[Dataset rows]
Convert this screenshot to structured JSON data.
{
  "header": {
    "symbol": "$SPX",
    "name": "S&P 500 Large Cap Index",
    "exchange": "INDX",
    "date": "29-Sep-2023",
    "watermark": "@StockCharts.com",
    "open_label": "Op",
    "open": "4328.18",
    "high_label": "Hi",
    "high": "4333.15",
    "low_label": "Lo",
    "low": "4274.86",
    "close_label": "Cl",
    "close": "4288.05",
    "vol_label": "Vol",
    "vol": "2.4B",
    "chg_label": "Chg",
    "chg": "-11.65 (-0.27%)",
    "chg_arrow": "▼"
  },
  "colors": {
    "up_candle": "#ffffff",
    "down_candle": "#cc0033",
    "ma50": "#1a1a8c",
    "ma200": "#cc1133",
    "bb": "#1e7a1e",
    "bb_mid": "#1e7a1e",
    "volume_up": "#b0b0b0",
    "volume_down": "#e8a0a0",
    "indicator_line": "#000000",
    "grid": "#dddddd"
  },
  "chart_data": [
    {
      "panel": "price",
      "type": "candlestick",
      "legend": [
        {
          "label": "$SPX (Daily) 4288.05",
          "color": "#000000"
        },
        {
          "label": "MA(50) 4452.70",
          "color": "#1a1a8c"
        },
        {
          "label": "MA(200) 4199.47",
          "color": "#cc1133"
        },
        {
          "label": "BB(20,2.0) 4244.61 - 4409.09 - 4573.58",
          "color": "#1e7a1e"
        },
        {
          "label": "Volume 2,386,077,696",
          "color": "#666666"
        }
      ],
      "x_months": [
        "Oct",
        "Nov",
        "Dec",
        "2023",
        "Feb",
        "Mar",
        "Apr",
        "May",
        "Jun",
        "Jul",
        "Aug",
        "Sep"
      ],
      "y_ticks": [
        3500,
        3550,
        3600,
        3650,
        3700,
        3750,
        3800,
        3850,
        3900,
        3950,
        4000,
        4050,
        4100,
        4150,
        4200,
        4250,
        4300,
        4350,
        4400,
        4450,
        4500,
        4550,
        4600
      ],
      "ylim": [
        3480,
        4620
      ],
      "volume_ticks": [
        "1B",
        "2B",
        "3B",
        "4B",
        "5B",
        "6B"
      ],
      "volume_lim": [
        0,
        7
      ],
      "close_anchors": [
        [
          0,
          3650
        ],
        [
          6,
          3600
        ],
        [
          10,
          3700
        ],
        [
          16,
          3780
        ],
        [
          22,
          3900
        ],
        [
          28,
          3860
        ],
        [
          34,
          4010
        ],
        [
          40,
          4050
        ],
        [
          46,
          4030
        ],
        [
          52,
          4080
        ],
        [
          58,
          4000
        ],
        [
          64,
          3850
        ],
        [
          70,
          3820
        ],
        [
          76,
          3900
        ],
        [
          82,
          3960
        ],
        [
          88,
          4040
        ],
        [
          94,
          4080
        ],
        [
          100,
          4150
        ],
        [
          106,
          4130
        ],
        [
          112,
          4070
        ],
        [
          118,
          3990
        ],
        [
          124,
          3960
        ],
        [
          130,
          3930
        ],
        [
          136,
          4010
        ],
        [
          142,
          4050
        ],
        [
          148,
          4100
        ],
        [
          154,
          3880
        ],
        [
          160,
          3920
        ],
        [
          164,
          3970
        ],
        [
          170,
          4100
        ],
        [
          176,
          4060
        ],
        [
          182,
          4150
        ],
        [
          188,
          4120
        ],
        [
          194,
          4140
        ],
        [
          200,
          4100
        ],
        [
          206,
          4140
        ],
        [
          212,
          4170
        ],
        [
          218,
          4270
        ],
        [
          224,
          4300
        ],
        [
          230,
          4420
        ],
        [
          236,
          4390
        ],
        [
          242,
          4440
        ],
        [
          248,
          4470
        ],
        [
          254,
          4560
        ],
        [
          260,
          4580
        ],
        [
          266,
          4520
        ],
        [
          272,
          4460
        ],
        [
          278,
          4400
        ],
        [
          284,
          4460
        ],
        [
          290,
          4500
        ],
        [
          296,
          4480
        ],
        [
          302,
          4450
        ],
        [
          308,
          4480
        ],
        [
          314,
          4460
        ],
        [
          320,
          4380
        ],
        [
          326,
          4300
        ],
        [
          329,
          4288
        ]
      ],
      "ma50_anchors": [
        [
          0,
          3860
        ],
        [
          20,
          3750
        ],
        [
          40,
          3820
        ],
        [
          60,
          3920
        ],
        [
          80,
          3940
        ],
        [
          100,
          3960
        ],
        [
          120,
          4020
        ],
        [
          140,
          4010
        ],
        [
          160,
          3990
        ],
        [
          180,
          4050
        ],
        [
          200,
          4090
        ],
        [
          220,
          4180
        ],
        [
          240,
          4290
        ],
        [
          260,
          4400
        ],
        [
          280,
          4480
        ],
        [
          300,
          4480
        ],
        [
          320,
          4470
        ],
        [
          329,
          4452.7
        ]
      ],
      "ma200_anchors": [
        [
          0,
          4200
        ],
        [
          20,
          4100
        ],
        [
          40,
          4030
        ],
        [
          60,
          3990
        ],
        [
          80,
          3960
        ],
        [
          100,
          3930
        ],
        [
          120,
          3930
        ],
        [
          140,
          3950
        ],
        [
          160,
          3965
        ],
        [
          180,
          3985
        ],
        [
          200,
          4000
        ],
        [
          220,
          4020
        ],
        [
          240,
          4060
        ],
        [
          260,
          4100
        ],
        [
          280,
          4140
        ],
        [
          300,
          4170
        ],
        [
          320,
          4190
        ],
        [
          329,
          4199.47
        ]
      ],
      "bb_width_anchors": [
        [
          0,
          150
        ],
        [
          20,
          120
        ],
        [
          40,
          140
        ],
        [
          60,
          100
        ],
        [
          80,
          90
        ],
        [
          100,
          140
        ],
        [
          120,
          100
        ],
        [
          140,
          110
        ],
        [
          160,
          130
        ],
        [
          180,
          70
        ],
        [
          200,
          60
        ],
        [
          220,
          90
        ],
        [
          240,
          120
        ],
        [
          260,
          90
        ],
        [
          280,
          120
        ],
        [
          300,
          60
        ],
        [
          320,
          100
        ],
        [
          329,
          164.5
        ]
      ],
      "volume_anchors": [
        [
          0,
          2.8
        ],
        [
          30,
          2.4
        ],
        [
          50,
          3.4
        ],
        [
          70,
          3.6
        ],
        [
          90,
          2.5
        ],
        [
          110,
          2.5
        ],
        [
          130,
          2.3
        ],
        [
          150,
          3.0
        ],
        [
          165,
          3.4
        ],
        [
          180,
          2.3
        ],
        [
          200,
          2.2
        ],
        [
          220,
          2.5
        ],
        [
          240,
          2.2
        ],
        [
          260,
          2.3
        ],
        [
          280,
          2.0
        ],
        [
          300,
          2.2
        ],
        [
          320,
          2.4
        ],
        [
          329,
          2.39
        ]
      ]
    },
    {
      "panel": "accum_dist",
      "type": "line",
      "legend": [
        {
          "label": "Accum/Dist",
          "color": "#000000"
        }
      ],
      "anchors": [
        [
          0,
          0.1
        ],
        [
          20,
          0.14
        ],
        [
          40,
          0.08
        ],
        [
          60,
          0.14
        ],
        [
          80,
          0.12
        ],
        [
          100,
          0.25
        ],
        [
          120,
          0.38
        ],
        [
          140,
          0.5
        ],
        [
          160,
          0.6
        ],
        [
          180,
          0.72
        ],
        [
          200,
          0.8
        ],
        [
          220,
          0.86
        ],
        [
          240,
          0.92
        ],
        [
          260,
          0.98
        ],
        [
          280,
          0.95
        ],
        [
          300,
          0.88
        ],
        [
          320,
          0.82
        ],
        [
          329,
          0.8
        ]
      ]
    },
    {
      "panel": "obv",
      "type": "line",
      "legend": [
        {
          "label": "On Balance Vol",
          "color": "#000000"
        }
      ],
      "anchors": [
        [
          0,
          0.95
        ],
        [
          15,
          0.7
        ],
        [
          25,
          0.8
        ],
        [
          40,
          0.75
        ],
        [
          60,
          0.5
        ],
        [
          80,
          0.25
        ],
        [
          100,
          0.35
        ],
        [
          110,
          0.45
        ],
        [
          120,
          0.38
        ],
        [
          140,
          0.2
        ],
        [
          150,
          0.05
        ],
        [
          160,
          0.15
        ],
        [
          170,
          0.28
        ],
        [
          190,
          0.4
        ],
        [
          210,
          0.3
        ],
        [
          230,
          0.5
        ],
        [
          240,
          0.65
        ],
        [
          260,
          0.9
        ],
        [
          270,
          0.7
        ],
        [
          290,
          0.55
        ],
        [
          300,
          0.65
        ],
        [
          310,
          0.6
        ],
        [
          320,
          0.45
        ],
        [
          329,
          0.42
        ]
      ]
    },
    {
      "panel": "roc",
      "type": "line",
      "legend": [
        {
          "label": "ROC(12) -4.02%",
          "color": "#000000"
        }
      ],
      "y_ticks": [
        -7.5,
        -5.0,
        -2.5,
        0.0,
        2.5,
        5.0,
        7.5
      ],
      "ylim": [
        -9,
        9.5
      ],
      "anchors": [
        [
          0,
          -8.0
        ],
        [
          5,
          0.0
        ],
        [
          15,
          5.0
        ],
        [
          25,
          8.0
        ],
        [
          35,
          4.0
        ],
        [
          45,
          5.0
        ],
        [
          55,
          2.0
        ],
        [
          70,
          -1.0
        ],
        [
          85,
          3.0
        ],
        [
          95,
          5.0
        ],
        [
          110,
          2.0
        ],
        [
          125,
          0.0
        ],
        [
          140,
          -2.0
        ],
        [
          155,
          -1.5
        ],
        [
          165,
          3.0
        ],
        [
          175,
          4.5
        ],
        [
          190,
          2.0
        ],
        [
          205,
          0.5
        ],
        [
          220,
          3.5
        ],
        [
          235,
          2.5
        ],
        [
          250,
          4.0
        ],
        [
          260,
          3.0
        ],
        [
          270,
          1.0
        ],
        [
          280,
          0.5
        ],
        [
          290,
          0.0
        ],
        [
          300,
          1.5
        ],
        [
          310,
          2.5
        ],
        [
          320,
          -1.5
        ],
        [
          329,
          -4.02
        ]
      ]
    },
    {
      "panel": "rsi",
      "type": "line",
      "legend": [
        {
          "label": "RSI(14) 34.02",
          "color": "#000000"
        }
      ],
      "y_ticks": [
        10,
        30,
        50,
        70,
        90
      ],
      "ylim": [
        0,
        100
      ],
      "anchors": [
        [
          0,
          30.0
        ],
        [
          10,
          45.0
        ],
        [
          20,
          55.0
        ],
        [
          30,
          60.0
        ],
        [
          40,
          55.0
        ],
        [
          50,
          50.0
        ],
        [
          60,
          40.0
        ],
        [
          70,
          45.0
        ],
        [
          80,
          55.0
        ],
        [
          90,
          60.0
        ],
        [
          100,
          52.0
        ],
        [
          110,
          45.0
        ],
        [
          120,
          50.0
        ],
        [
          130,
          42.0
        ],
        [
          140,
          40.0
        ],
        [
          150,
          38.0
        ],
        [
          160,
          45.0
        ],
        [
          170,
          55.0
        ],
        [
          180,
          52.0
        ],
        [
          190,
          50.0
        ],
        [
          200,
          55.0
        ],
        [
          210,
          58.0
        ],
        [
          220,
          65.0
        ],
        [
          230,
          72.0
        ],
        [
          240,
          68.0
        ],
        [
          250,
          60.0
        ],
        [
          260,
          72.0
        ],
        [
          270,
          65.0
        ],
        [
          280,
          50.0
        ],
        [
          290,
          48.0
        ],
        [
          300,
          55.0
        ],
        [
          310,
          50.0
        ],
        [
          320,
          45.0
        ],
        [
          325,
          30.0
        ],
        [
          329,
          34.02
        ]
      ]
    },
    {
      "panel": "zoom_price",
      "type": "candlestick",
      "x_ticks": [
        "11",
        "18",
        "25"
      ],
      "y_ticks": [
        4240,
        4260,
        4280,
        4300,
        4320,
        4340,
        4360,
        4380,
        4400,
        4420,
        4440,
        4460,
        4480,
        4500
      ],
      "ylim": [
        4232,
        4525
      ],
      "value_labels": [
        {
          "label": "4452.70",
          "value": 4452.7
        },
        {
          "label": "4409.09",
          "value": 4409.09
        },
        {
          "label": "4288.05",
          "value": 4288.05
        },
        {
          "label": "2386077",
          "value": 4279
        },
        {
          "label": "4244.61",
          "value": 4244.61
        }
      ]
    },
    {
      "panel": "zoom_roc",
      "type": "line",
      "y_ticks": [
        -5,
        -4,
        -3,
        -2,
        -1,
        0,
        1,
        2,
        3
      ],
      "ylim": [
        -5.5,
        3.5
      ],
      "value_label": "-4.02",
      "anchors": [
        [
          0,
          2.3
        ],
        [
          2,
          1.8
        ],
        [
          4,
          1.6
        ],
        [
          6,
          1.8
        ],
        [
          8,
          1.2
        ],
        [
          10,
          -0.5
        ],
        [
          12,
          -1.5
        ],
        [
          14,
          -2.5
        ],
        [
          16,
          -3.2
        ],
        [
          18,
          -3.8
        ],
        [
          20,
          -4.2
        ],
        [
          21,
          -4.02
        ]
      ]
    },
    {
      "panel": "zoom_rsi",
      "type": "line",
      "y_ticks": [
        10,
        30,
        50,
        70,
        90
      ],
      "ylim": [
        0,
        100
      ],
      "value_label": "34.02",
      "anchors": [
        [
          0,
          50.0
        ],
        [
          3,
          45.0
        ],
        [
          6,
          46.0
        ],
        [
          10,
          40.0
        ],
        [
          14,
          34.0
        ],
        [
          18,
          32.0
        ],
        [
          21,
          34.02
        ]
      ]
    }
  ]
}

### Task goal
Pick out the lines containing the string "panel".

### Exercise solution
      "panel": "price",
      "panel": "accum_dist",
      "panel": "obv",
      "panel": "roc",
      "panel": "rsi",
      "panel": "zoom_price",
      "panel": "zoom_roc",
      "panel": "zoom_rsi",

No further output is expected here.